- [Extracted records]
★ ★ ★ ★ ★

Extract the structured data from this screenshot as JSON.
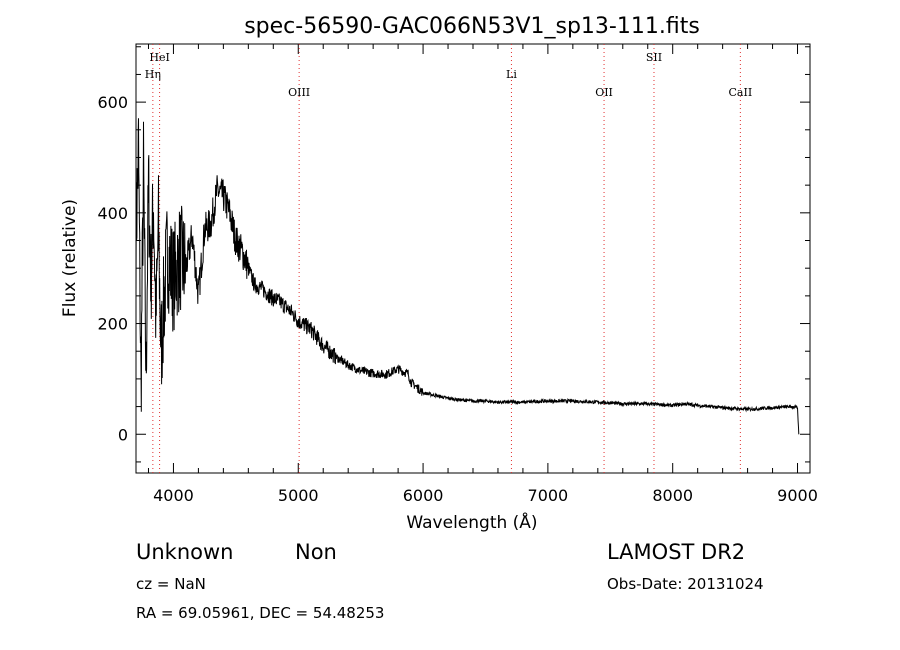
{
  "chart_data": {
    "type": "line",
    "title": "spec-56590-GAC066N53V1_sp13-111.fits",
    "xlabel": "Wavelength (Å)",
    "ylabel": "Flux (relative)",
    "xlim": [
      3700,
      9100
    ],
    "ylim": [
      -70,
      705
    ],
    "xticks": [
      4000,
      5000,
      6000,
      7000,
      8000,
      9000
    ],
    "yticks": [
      0,
      200,
      400,
      600
    ],
    "grid": false,
    "lines": [
      {
        "name": "HeI",
        "x": 3889,
        "tier": 0
      },
      {
        "name": "Hη",
        "x": 3835,
        "tier": 1
      },
      {
        "name": "OIII",
        "x": 5007,
        "tier": 2
      },
      {
        "name": "Li",
        "x": 6708,
        "tier": 1
      },
      {
        "name": "OII",
        "x": 7450,
        "tier": 2
      },
      {
        "name": "SII",
        "x": 7850,
        "tier": 0
      },
      {
        "name": "CaII",
        "x": 8542,
        "tier": 2
      }
    ],
    "series": [
      {
        "x": [
          3700,
          3720,
          3740,
          3760,
          3780,
          3800,
          3820,
          3840,
          3860,
          3880,
          3900,
          3950,
          4000,
          4050,
          4100,
          4150,
          4200,
          4250,
          4300,
          4350,
          4400,
          4450,
          4500,
          4550,
          4600,
          4650,
          4700,
          4750,
          4800,
          4850,
          4900,
          4950,
          5000,
          5100,
          5200,
          5300,
          5400,
          5500,
          5600,
          5700,
          5800,
          5850,
          5880,
          5900,
          5950,
          6000,
          6100,
          6200,
          6300,
          6400,
          6500,
          6600,
          6700,
          6800,
          7000,
          7200,
          7400,
          7600,
          7800,
          8000,
          8100,
          8200,
          8400,
          8600,
          8800,
          8950,
          9000,
          9010
        ],
        "values": [
          350,
          520,
          80,
          480,
          100,
          450,
          280,
          420,
          200,
          380,
          150,
          330,
          280,
          320,
          300,
          360,
          250,
          370,
          380,
          440,
          430,
          400,
          350,
          330,
          300,
          270,
          265,
          255,
          245,
          240,
          230,
          220,
          205,
          190,
          160,
          140,
          125,
          115,
          110,
          108,
          118,
          112,
          110,
          95,
          85,
          75,
          70,
          65,
          62,
          60,
          60,
          58,
          58,
          58,
          60,
          60,
          58,
          55,
          55,
          52,
          55,
          52,
          48,
          45,
          48,
          50,
          48,
          0
        ]
      }
    ]
  },
  "footer": {
    "object_class": "Unknown",
    "subclass": "Non",
    "survey": "LAMOST DR2",
    "cz": "cz = NaN",
    "obs_date": "Obs-Date: 20131024",
    "coords": "RA =  69.05961, DEC =  54.48253"
  }
}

★ ★ ★ ★ ★

- [Problem description] Nothing in the entries should change as you copy them, except that the pictures are left out.

- [Response below]
Extract the structured data from this screenshot as JSON.
{
  "chart_data": {
    "type": "line",
    "title": "spec-56590-GAC066N53V1_sp13-111.fits",
    "xlabel": "Wavelength (Å)",
    "ylabel": "Flux (relative)",
    "xlim": [
      3700,
      9100
    ],
    "ylim": [
      -70,
      705
    ],
    "xticks": [
      4000,
      5000,
      6000,
      7000,
      8000,
      9000
    ],
    "yticks": [
      0,
      200,
      400,
      600
    ],
    "grid": false,
    "lines": [
      {
        "name": "HeI",
        "x": 3889,
        "tier": 0
      },
      {
        "name": "Hη",
        "x": 3835,
        "tier": 1
      },
      {
        "name": "OIII",
        "x": 5007,
        "tier": 2
      },
      {
        "name": "Li",
        "x": 6708,
        "tier": 1
      },
      {
        "name": "OII",
        "x": 7450,
        "tier": 2
      },
      {
        "name": "SII",
        "x": 7850,
        "tier": 0
      },
      {
        "name": "CaII",
        "x": 8542,
        "tier": 2
      }
    ],
    "series": [
      {
        "x": [
          3700,
          3720,
          3740,
          3760,
          3780,
          3800,
          3820,
          3840,
          3860,
          3880,
          3900,
          3950,
          4000,
          4050,
          4100,
          4150,
          4200,
          4250,
          4300,
          4350,
          4400,
          4450,
          4500,
          4550,
          4600,
          4650,
          4700,
          4750,
          4800,
          4850,
          4900,
          4950,
          5000,
          5100,
          5200,
          5300,
          5400,
          5500,
          5600,
          5700,
          5800,
          5850,
          5880,
          5900,
          5950,
          6000,
          6100,
          6200,
          6300,
          6400,
          6500,
          6600,
          6700,
          6800,
          7000,
          7200,
          7400,
          7600,
          7800,
          8000,
          8100,
          8200,
          8400,
          8600,
          8800,
          8950,
          9000,
          9010
        ],
        "values": [
          350,
          520,
          80,
          480,
          100,
          450,
          280,
          420,
          200,
          380,
          150,
          330,
          280,
          320,
          300,
          360,
          250,
          370,
          380,
          440,
          430,
          400,
          350,
          330,
          300,
          270,
          265,
          255,
          245,
          240,
          230,
          220,
          205,
          190,
          160,
          140,
          125,
          115,
          110,
          108,
          118,
          112,
          110,
          95,
          85,
          75,
          70,
          65,
          62,
          60,
          60,
          58,
          58,
          58,
          60,
          60,
          58,
          55,
          55,
          52,
          55,
          52,
          48,
          45,
          48,
          50,
          48,
          0
        ]
      }
    ]
  },
  "footer": {
    "object_class": "Unknown",
    "subclass": "Non",
    "survey": "LAMOST DR2",
    "cz": "cz = NaN",
    "obs_date": "Obs-Date: 20131024",
    "coords": "RA =  69.05961, DEC =  54.48253"
  }
}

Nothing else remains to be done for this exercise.